## WORK REQUIRED
Select every line holding the word "series" and copy it.

## PROVIDED RECORDS
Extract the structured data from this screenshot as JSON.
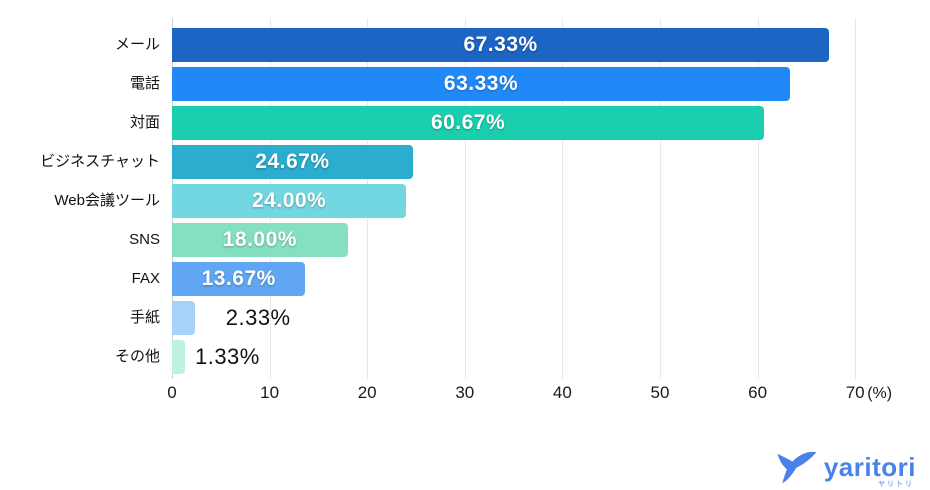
{
  "chart_data": {
    "type": "bar",
    "orientation": "horizontal",
    "title": "",
    "categories": [
      "メール",
      "電話",
      "対面",
      "ビジネスチャット",
      "Web会議ツール",
      "SNS",
      "FAX",
      "手紙",
      "その他"
    ],
    "values": [
      67.33,
      63.33,
      60.67,
      24.67,
      24.0,
      18.0,
      13.67,
      2.33,
      1.33
    ],
    "value_labels": [
      "67.33%",
      "63.33%",
      "60.67%",
      "24.67%",
      "24.00%",
      "18.00%",
      "13.67%",
      "2.33%",
      "1.33%"
    ],
    "label_positions": [
      "inside",
      "inside",
      "inside",
      "inside",
      "inside",
      "inside",
      "inside",
      "outside",
      "outside"
    ],
    "bar_colors": [
      "#1c65c4",
      "#2089f7",
      "#1bceae",
      "#2aadce",
      "#72d7e0",
      "#85dfc2",
      "#60a6f2",
      "#a8d3f8",
      "#bdf3de"
    ],
    "xlim": [
      0,
      70
    ],
    "x_ticks": [
      0,
      10,
      20,
      30,
      40,
      50,
      60,
      70
    ],
    "x_unit_label": "(%)",
    "grid": true,
    "legend": false,
    "value_label_color_inside": "#ffffff",
    "value_label_color_outside": "#111111"
  },
  "branding": {
    "logo_text": "yaritori",
    "logo_subtext": "ヤリトリ",
    "logo_color": "#4a82ec"
  }
}
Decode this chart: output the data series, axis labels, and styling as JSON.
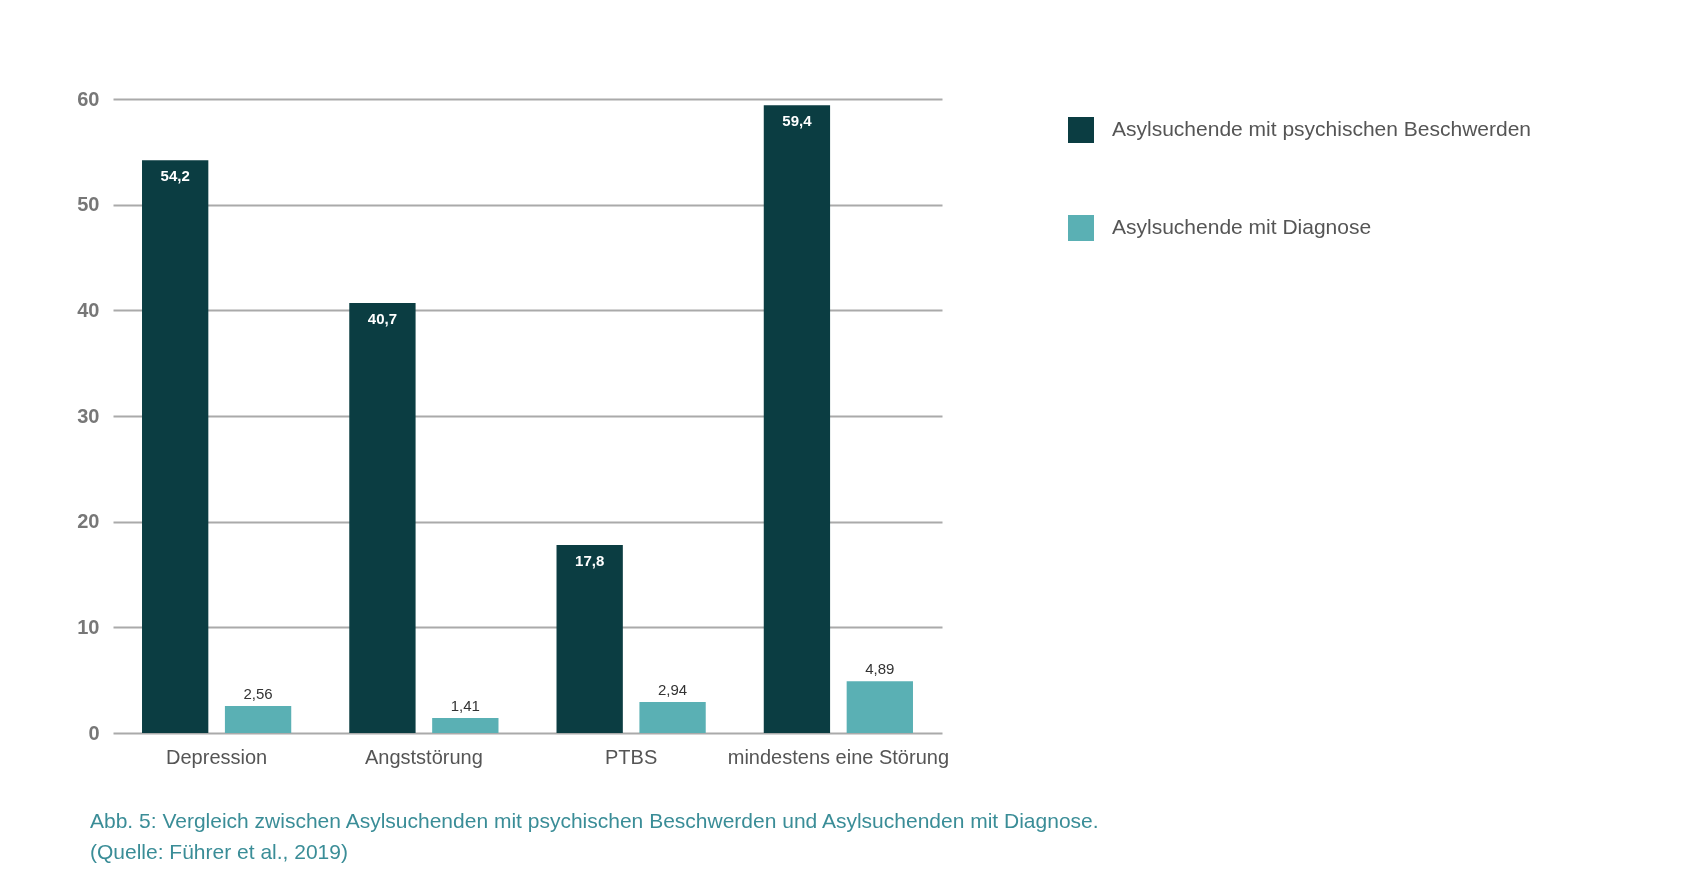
{
  "chart_data": {
    "type": "bar",
    "categories": [
      "Depression",
      "Angststörung",
      "PTBS",
      "mindestens eine Störung"
    ],
    "series": [
      {
        "name": "Asylsuchende mit psychischen Beschwerden",
        "color": "#0b3d42",
        "values": [
          54.2,
          40.7,
          17.8,
          59.4
        ],
        "value_labels": [
          "54,2",
          "40,7",
          "17,8",
          "59,4"
        ]
      },
      {
        "name": "Asylsuchende mit Diagnose",
        "color": "#5ab0b4",
        "values": [
          2.56,
          1.41,
          2.94,
          4.89
        ],
        "value_labels": [
          "2,56",
          "1,41",
          "2,94",
          "4,89"
        ]
      }
    ],
    "ylim": [
      0,
      60
    ],
    "yticks": [
      0,
      10,
      20,
      30,
      40,
      50,
      60
    ],
    "grid": "y",
    "legend": "top right",
    "annotations": [
      "Abb.  5:  Vergleich zwischen Asylsuchenden mit psychischen Beschwerden und Asylsuchenden mit Diagnose.",
      "(Quelle: Führer et al., 2019)"
    ]
  }
}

## RESULT
Decode this chart: output the data series, axis labels, and styling as JSON.
    "series": [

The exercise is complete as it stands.